• _Data provided_:
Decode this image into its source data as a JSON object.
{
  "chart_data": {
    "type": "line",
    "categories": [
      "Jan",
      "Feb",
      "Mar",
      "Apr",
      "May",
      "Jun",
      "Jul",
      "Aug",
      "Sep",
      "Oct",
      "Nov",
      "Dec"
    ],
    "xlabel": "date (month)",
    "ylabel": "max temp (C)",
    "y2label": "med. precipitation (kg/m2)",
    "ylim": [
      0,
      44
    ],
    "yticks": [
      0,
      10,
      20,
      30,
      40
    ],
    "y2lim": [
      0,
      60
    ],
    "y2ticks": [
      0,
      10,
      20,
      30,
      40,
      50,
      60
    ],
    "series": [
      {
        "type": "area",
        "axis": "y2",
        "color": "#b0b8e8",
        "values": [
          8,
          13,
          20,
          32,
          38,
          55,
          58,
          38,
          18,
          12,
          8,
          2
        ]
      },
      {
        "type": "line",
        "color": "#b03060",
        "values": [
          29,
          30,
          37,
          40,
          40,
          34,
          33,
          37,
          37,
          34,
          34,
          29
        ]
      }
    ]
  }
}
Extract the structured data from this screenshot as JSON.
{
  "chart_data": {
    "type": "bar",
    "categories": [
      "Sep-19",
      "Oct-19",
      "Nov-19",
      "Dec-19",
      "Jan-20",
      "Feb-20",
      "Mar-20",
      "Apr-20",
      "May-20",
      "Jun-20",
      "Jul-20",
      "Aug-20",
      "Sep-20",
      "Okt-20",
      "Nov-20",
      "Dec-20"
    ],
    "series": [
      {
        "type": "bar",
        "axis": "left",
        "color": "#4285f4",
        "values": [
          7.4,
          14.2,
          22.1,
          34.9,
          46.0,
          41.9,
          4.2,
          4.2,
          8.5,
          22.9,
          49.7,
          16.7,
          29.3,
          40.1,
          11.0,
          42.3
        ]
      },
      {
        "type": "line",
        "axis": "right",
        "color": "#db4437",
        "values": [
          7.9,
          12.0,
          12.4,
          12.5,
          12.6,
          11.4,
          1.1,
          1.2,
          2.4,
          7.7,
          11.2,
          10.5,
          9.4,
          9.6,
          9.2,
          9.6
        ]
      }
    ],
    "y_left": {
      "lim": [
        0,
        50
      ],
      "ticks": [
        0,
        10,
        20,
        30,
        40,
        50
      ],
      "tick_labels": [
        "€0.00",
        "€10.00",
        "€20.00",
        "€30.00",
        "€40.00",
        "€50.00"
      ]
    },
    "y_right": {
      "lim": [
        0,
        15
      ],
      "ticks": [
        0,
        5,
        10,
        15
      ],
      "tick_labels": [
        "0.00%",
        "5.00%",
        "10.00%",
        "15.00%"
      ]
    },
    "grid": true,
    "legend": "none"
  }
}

• _The request_: Return all of the data exactly as it reads.

• _Written solution_:
Decode this image into its source data as a JSON object.
{
  "chart_data": {
    "type": "line",
    "categories": [
      "Jan",
      "Feb",
      "Mar",
      "Apr",
      "May",
      "Jun",
      "Jul",
      "Aug",
      "Sep",
      "Oct",
      "Nov",
      "Dec"
    ],
    "xlabel": "date (month)",
    "ylabel": "max temp (C)",
    "y2label": "med. precipitation (kg/m2)",
    "ylim": [
      0,
      44
    ],
    "yticks": [
      0,
      10,
      20,
      30,
      40
    ],
    "y2lim": [
      0,
      60
    ],
    "y2ticks": [
      0,
      10,
      20,
      30,
      40,
      50,
      60
    ],
    "series": [
      {
        "type": "area",
        "axis": "y2",
        "color": "#b0b8e8",
        "values": [
          8,
          13,
          20,
          32,
          38,
          55,
          58,
          38,
          18,
          12,
          8,
          2
        ]
      },
      {
        "type": "line",
        "color": "#b03060",
        "values": [
          29,
          30,
          37,
          40,
          40,
          34,
          33,
          37,
          37,
          34,
          34,
          29
        ]
      }
    ]
  }
}
Extract the structured data from this screenshot as JSON.
{
  "chart_data": {
    "type": "bar",
    "categories": [
      "Sep-19",
      "Oct-19",
      "Nov-19",
      "Dec-19",
      "Jan-20",
      "Feb-20",
      "Mar-20",
      "Apr-20",
      "May-20",
      "Jun-20",
      "Jul-20",
      "Aug-20",
      "Sep-20",
      "Okt-20",
      "Nov-20",
      "Dec-20"
    ],
    "series": [
      {
        "type": "bar",
        "axis": "left",
        "color": "#4285f4",
        "values": [
          7.4,
          14.2,
          22.1,
          34.9,
          46.0,
          41.9,
          4.2,
          4.2,
          8.5,
          22.9,
          49.7,
          16.7,
          29.3,
          40.1,
          11.0,
          42.3
        ]
      },
      {
        "type": "line",
        "axis": "right",
        "color": "#db4437",
        "values": [
          7.9,
          12.0,
          12.4,
          12.5,
          12.6,
          11.4,
          1.1,
          1.2,
          2.4,
          7.7,
          11.2,
          10.5,
          9.4,
          9.6,
          9.2,
          9.6
        ]
      }
    ],
    "y_left": {
      "lim": [
        0,
        50
      ],
      "ticks": [
        0,
        10,
        20,
        30,
        40,
        50
      ],
      "tick_labels": [
        "€0.00",
        "€10.00",
        "€20.00",
        "€30.00",
        "€40.00",
        "€50.00"
      ]
    },
    "y_right": {
      "lim": [
        0,
        15
      ],
      "ticks": [
        0,
        5,
        10,
        15
      ],
      "tick_labels": [
        "0.00%",
        "5.00%",
        "10.00%",
        "15.00%"
      ]
    },
    "grid": true,
    "legend": "none"
  }
}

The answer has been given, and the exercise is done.